● Input for this task
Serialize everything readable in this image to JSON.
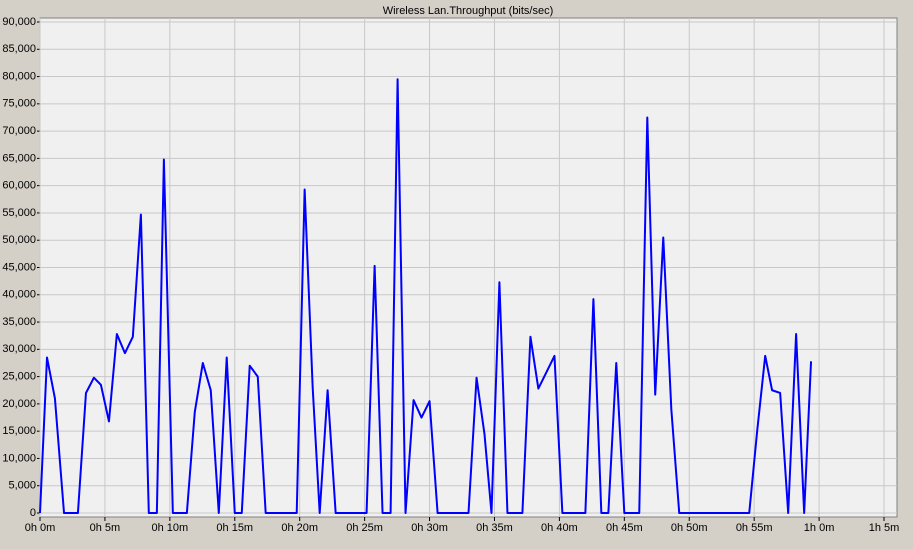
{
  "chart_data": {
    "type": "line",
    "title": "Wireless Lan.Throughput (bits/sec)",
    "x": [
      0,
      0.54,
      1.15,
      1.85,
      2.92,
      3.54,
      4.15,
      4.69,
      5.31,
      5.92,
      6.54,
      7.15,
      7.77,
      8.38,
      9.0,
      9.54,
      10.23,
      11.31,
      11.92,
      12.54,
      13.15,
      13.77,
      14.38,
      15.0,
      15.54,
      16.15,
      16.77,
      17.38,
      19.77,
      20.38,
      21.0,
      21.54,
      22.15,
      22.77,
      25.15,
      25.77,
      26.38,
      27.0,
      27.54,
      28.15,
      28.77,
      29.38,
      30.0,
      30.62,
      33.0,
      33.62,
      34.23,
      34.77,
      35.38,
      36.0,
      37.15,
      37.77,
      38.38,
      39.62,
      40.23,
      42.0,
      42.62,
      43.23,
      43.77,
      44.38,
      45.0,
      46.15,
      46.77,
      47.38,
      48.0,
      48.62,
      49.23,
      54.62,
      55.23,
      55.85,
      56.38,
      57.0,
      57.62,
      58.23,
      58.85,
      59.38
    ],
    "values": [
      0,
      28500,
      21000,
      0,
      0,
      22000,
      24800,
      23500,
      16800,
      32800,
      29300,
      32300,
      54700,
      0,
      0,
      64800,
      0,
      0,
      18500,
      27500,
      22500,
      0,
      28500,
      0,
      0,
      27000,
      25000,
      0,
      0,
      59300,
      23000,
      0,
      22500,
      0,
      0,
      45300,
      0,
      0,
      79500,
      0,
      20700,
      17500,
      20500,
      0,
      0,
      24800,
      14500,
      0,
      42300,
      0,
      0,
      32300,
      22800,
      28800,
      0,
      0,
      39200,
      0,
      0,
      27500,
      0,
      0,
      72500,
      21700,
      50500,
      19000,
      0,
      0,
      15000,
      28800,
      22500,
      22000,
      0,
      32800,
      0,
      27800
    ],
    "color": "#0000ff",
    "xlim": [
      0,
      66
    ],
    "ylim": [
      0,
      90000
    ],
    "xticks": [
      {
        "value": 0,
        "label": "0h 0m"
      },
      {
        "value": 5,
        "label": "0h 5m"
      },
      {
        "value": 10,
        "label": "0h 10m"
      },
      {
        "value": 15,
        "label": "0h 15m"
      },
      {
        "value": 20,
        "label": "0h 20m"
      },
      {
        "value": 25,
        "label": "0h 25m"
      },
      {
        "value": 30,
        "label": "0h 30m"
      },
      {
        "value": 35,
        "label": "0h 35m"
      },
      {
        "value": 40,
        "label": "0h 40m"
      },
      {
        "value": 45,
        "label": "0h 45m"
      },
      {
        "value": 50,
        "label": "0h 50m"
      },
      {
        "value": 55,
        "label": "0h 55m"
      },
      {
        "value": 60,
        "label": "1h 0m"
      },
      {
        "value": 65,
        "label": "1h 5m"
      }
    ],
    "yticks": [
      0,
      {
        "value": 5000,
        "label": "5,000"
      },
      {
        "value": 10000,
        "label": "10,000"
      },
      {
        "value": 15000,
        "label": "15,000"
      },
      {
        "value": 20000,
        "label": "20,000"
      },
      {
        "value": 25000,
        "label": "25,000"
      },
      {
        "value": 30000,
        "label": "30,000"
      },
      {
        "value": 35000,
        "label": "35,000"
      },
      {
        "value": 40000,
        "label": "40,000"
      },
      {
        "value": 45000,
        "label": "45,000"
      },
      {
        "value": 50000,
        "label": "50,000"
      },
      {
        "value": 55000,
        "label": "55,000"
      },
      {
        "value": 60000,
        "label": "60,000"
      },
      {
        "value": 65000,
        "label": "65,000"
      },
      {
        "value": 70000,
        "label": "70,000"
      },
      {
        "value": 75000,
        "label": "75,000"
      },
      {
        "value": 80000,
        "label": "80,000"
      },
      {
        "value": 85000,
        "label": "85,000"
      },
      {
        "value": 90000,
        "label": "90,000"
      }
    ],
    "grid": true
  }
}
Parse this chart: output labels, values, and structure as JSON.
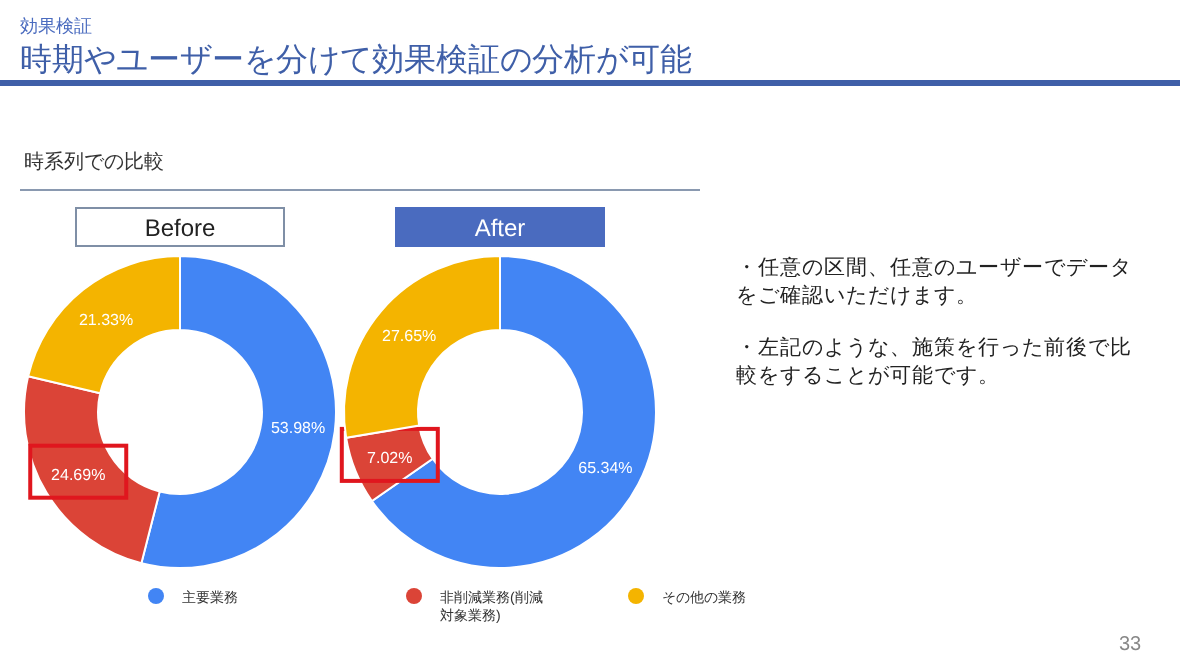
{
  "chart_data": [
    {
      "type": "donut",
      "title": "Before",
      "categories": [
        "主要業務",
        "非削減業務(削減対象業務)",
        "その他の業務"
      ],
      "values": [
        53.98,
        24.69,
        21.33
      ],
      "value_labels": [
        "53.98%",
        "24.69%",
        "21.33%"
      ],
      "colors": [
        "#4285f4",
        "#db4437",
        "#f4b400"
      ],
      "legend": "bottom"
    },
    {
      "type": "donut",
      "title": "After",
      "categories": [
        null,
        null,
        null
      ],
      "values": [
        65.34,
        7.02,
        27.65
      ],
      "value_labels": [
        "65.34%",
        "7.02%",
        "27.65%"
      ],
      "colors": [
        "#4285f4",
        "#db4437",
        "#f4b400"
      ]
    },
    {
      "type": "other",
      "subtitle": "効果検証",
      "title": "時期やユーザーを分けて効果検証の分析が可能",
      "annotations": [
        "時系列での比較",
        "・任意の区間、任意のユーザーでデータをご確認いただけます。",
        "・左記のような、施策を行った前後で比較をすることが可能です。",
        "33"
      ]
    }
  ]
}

● Requirement
Copy out each line of the records that holds the string "type".

● Response to this exercise
    "type": "line",
      "type": "donut",
      "type": "donut",
      "type": "other",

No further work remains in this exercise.